- PROBLEM TO WORK ON
Please copy every line of the records below that holds the word "this".
━━ DATA SECTION
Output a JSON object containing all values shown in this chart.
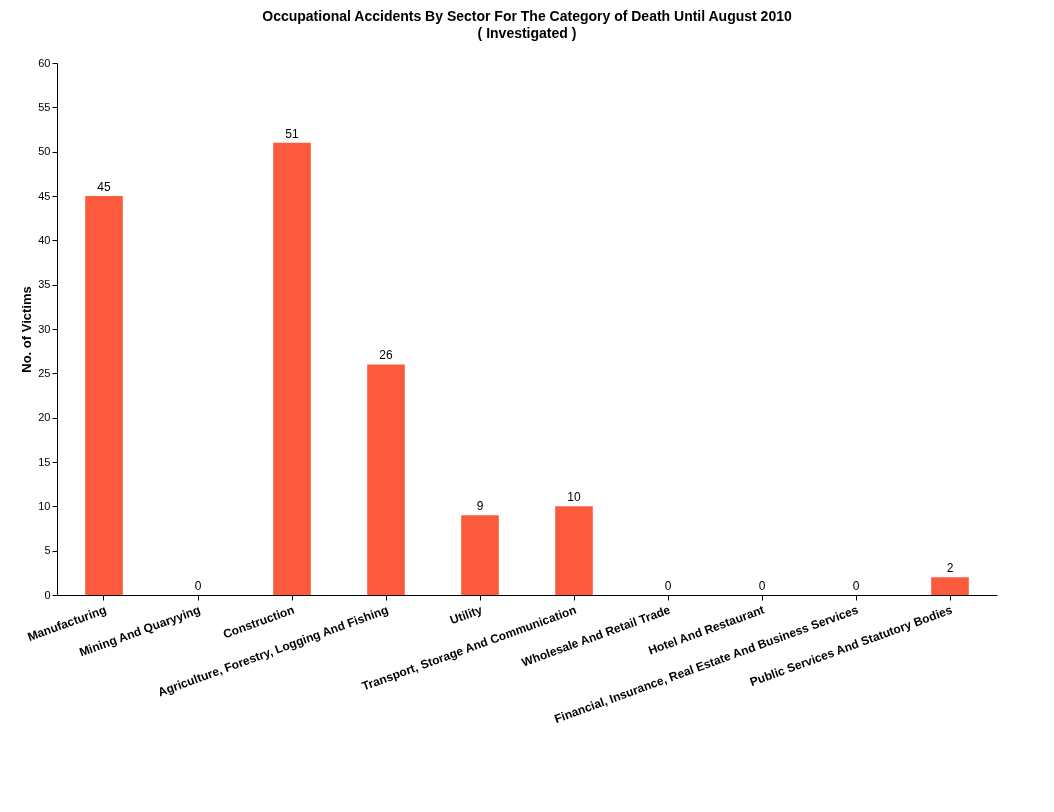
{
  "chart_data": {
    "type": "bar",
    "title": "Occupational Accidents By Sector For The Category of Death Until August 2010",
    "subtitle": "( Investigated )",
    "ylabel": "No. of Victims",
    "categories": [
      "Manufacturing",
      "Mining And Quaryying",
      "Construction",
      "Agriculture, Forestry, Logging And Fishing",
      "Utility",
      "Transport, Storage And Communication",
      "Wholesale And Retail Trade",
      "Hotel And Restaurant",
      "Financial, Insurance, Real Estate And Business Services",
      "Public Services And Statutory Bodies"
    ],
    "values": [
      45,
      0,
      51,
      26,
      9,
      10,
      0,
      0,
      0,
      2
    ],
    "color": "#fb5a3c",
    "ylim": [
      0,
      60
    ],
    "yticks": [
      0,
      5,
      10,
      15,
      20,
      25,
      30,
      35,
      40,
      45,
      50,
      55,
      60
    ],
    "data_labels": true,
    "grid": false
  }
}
━━━━
━━ DATA SECTION
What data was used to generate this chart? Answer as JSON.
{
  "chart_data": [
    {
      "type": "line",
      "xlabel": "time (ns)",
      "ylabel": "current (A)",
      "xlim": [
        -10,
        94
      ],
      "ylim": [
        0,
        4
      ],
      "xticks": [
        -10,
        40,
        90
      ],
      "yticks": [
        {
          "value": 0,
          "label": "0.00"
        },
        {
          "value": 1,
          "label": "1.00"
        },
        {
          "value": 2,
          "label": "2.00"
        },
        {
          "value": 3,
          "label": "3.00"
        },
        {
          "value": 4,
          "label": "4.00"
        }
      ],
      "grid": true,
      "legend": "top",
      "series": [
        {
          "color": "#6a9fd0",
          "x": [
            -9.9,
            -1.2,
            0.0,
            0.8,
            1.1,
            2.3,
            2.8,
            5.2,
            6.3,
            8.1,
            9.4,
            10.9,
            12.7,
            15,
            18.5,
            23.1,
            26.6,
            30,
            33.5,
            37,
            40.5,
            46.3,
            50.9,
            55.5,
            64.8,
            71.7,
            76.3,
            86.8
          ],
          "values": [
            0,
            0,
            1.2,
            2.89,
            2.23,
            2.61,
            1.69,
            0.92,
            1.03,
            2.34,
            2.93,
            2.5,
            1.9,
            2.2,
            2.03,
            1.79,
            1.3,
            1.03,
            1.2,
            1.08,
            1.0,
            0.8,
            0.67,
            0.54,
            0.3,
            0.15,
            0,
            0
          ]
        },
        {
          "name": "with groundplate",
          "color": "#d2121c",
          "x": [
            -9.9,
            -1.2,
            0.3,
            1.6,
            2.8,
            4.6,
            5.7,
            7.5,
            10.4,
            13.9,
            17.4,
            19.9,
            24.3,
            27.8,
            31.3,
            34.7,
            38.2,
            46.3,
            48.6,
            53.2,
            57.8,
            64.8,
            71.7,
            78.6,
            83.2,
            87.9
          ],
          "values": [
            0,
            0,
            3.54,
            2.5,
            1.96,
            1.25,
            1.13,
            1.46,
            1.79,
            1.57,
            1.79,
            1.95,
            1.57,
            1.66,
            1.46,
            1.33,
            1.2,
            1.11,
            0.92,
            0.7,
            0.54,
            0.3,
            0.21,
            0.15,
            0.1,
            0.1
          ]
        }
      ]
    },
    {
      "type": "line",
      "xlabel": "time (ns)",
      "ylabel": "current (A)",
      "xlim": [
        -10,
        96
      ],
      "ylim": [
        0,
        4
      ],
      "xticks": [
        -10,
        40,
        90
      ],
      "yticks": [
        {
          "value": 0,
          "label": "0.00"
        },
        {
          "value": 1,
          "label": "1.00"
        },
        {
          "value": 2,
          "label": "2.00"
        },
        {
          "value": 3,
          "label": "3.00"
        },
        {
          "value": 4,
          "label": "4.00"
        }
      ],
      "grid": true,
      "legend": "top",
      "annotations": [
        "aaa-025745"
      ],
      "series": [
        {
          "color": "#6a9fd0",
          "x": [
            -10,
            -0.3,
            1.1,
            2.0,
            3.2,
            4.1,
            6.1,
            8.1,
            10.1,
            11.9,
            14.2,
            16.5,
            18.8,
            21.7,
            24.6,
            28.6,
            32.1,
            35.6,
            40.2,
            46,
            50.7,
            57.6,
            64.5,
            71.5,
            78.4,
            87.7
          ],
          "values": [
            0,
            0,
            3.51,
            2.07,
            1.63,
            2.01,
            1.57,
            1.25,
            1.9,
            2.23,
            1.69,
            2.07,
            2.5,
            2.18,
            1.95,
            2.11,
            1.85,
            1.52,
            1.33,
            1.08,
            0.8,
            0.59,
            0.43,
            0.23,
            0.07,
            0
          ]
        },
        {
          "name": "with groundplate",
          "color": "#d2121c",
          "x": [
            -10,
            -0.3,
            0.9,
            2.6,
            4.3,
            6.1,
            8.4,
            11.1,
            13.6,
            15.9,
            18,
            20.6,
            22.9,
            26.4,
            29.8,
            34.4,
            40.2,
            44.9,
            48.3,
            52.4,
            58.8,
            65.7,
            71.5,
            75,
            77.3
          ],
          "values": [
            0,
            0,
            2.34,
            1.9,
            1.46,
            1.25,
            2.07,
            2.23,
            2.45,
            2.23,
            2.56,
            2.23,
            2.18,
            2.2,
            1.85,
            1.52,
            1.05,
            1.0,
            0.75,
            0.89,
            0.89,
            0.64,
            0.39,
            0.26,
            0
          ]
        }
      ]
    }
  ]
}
━━━━
- TASK SOLUTION
Output a JSON object containing all values shown in this chart.
What data was used to generate this chart? Answer as JSON.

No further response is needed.